Aim
Beneath this task is a listing. State how many of its lines include the string "subscript", giving nothing but the number.

Provided records
▶

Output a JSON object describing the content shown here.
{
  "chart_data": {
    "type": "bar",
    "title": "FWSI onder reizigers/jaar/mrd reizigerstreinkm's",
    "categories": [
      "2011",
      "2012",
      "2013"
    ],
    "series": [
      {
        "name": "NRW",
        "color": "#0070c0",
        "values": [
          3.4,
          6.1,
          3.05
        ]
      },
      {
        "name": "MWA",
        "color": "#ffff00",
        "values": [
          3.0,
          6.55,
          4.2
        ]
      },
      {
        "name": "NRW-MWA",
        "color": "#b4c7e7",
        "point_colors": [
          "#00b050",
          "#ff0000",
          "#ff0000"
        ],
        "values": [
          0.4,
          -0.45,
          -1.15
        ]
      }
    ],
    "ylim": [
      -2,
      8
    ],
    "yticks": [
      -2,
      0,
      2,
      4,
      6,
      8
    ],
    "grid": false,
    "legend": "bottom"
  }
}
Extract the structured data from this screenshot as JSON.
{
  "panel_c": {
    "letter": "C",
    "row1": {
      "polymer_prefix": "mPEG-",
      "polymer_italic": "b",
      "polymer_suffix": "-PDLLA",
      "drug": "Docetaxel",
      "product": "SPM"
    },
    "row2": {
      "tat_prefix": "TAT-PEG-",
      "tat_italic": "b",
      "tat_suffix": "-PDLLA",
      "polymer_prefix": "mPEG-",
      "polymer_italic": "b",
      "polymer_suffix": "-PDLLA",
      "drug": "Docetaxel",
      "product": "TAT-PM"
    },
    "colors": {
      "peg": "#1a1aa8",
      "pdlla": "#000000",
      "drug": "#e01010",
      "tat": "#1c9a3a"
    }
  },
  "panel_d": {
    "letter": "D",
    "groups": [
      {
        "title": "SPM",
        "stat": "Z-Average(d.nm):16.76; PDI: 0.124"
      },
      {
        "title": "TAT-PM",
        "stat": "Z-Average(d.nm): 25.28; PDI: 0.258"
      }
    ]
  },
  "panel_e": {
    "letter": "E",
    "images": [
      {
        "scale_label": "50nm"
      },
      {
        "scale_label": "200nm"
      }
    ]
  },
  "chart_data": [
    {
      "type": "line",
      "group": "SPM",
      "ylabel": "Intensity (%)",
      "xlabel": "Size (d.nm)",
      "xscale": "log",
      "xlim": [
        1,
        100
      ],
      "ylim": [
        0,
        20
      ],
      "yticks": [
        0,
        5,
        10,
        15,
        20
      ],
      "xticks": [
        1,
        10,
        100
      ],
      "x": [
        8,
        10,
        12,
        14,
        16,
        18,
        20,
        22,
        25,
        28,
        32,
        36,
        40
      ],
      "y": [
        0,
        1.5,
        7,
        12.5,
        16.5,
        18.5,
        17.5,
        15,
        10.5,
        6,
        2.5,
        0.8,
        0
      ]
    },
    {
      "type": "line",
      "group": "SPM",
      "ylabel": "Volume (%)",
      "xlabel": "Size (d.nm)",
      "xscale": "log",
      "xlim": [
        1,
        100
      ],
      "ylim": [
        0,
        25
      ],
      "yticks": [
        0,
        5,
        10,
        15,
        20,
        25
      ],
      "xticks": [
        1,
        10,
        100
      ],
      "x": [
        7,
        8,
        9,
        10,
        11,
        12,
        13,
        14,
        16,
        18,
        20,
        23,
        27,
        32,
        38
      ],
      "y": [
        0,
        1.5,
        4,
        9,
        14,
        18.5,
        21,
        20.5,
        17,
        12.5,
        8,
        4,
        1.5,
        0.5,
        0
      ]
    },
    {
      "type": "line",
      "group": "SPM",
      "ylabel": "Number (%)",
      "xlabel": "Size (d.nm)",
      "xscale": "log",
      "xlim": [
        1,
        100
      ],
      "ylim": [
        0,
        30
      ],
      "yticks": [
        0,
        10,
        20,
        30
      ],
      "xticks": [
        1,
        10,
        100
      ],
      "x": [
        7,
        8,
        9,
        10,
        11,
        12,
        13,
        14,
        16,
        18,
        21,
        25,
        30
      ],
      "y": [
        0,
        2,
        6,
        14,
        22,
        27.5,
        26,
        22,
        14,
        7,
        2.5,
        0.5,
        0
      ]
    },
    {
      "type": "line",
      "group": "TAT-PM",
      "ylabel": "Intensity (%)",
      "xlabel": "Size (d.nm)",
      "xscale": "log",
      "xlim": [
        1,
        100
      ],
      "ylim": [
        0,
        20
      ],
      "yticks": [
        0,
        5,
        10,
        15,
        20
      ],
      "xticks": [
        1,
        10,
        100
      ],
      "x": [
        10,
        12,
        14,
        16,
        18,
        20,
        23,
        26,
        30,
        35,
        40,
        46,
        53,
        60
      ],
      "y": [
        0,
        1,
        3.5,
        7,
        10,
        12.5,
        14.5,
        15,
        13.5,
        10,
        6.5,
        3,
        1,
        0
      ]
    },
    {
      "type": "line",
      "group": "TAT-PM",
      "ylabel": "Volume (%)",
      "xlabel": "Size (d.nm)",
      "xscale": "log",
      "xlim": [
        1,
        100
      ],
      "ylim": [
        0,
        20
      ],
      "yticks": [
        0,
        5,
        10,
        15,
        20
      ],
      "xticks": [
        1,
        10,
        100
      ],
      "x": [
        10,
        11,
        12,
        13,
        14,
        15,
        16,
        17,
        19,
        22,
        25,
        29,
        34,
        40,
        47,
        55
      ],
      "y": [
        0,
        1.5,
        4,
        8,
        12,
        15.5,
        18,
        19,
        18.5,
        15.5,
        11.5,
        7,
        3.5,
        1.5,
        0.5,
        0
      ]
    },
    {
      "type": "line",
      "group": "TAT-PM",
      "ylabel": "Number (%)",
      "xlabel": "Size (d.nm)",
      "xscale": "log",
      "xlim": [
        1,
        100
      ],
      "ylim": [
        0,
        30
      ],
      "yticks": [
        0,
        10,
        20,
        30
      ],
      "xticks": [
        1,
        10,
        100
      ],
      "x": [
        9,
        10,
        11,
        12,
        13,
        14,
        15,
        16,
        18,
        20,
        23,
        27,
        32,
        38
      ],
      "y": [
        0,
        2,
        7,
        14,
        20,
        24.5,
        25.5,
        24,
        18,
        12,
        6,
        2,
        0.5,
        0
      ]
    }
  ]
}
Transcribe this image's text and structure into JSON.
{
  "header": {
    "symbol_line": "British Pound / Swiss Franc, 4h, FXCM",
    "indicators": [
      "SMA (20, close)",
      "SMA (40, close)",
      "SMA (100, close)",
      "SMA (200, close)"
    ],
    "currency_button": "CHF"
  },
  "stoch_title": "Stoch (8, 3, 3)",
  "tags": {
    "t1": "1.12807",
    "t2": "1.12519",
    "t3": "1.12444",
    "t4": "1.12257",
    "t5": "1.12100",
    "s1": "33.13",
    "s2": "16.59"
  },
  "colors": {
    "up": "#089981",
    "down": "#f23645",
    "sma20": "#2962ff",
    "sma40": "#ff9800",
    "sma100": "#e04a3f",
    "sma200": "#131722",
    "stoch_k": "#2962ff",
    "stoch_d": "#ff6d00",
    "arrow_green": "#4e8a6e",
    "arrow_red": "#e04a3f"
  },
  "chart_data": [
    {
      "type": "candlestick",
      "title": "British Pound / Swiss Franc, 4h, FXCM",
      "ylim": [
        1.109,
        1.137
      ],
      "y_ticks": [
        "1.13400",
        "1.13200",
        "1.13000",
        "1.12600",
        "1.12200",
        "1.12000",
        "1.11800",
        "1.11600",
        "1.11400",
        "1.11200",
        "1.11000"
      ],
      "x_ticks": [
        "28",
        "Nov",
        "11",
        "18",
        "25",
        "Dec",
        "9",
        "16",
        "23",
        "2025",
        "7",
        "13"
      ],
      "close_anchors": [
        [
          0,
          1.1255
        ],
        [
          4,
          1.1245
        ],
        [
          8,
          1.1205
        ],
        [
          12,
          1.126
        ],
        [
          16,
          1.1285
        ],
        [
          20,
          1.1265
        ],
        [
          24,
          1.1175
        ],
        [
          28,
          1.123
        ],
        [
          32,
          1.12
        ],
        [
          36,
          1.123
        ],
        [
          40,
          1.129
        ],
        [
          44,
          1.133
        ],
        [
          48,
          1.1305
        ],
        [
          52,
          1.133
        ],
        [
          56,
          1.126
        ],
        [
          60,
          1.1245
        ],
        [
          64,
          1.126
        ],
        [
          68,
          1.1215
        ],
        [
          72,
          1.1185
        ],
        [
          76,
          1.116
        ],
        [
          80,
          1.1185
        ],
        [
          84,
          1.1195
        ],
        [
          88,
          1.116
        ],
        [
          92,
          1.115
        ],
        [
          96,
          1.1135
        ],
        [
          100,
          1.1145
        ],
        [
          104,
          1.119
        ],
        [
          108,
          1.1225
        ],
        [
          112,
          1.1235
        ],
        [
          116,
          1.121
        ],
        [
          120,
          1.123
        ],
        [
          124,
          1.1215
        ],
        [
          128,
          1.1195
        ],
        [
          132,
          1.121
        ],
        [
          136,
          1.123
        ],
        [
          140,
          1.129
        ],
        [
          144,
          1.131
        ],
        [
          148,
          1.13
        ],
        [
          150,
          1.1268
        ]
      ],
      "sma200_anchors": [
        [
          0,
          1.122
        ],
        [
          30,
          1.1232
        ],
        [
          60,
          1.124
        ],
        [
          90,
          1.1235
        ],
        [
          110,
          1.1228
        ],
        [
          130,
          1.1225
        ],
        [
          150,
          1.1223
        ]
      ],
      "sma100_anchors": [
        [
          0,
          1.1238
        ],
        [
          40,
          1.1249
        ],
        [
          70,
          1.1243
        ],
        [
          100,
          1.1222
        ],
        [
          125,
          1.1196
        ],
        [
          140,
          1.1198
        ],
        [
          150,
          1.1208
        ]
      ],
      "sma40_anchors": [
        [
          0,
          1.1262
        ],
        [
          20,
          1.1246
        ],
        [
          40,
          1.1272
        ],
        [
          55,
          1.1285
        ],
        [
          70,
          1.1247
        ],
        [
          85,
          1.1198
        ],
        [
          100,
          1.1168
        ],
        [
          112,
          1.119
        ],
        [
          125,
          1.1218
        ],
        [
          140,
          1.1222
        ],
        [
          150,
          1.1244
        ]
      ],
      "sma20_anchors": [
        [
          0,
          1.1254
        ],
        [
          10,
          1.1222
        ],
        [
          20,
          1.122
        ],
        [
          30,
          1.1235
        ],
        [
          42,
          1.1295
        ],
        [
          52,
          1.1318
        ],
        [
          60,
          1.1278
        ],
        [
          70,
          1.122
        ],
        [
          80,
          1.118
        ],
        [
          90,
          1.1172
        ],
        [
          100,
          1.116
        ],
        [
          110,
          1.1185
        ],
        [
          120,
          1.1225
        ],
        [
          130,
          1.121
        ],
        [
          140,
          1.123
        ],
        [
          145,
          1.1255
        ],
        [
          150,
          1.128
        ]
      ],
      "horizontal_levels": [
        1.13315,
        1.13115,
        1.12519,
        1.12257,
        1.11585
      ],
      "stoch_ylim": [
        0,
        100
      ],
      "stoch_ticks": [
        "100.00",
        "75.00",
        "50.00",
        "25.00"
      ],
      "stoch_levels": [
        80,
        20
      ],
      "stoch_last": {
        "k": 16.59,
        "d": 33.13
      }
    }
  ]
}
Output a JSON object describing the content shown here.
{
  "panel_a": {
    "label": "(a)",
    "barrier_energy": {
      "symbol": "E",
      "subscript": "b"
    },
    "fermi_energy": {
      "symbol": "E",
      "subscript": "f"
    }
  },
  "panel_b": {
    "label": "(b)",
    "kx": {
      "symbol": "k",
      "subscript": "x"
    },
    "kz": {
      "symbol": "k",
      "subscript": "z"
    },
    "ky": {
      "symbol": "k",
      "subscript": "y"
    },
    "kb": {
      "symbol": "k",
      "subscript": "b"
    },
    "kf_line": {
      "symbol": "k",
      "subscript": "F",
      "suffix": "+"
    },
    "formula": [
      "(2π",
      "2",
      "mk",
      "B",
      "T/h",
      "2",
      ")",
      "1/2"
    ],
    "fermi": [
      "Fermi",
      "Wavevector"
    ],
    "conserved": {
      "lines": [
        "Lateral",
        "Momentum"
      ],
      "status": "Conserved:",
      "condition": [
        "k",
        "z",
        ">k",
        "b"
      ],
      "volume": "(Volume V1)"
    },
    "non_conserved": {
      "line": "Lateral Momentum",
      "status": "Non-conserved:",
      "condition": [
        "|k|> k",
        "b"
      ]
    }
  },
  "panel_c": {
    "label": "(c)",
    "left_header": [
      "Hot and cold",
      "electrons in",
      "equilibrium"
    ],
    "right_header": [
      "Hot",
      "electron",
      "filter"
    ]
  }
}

◀

Exercise solution
7